> _Requirements_
Your task is to copy every line of the entries that contains "обработке".

> _Figure record extracts_
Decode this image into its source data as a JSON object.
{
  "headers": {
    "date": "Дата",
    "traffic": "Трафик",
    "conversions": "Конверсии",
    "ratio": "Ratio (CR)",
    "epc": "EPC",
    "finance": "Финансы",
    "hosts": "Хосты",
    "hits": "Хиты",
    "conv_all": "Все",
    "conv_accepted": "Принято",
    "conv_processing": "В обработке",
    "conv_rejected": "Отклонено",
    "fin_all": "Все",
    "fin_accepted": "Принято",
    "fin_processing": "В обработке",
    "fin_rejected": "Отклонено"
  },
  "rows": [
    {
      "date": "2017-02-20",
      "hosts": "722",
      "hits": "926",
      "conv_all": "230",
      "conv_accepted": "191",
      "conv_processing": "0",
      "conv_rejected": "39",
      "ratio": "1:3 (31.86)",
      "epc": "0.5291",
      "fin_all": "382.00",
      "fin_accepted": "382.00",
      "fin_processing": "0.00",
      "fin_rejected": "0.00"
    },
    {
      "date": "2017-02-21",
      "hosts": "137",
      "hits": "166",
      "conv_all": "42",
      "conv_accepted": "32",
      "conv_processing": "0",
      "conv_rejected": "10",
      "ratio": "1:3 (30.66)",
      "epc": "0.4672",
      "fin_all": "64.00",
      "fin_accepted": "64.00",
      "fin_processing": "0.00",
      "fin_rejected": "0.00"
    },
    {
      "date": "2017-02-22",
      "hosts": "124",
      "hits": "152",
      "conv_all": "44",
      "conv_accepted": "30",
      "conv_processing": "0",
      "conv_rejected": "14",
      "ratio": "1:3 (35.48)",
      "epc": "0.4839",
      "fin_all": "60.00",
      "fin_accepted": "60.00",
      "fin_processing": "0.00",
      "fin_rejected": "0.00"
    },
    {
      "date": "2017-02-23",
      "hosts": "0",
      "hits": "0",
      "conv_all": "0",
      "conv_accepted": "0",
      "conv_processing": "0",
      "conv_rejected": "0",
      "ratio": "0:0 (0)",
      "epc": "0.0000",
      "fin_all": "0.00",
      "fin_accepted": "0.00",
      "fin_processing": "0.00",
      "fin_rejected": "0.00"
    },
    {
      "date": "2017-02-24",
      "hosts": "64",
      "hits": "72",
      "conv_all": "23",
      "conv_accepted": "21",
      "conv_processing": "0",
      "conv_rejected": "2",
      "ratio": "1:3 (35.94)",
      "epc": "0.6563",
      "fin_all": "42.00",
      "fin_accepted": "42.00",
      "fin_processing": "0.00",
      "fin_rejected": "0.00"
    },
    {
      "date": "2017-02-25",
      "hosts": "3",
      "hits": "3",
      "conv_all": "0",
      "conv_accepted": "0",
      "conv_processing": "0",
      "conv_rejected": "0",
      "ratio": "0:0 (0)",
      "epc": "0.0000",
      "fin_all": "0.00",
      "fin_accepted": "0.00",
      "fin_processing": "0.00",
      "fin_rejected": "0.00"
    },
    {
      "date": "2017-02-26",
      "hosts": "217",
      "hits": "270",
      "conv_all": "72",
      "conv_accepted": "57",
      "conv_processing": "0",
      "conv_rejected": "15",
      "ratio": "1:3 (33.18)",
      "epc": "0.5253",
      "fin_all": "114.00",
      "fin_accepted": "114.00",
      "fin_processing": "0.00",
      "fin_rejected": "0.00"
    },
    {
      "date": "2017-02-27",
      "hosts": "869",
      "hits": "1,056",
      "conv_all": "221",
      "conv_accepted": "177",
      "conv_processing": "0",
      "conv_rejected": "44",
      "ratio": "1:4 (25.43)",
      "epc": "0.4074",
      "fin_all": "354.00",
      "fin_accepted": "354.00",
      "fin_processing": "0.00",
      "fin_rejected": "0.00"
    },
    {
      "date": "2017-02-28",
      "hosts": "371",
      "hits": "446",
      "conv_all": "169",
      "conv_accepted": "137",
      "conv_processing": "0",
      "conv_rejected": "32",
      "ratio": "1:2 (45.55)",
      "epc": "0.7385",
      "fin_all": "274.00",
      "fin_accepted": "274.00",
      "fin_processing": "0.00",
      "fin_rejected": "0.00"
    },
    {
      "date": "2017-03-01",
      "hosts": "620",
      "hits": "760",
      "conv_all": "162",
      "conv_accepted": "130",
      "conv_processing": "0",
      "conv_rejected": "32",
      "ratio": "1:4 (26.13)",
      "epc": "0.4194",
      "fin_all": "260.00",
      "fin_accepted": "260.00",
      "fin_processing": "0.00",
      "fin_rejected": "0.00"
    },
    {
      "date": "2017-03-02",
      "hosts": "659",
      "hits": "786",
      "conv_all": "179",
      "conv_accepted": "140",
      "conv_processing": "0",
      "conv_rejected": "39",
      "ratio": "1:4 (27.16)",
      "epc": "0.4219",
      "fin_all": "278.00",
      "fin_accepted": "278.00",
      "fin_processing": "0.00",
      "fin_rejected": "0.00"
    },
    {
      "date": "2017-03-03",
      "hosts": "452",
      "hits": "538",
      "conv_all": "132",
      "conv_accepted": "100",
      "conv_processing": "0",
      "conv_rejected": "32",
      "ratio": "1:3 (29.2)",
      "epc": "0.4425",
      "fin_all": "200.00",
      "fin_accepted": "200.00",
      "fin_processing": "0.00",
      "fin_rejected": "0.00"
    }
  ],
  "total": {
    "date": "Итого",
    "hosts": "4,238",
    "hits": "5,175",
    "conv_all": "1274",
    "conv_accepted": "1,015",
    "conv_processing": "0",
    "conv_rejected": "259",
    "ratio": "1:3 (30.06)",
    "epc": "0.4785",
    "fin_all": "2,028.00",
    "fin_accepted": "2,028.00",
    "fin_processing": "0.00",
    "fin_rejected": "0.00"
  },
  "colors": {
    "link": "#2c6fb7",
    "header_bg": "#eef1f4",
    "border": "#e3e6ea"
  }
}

> _Response for this exercise_
    "conv_processing": "В обработке",
    "fin_processing": "В обработке",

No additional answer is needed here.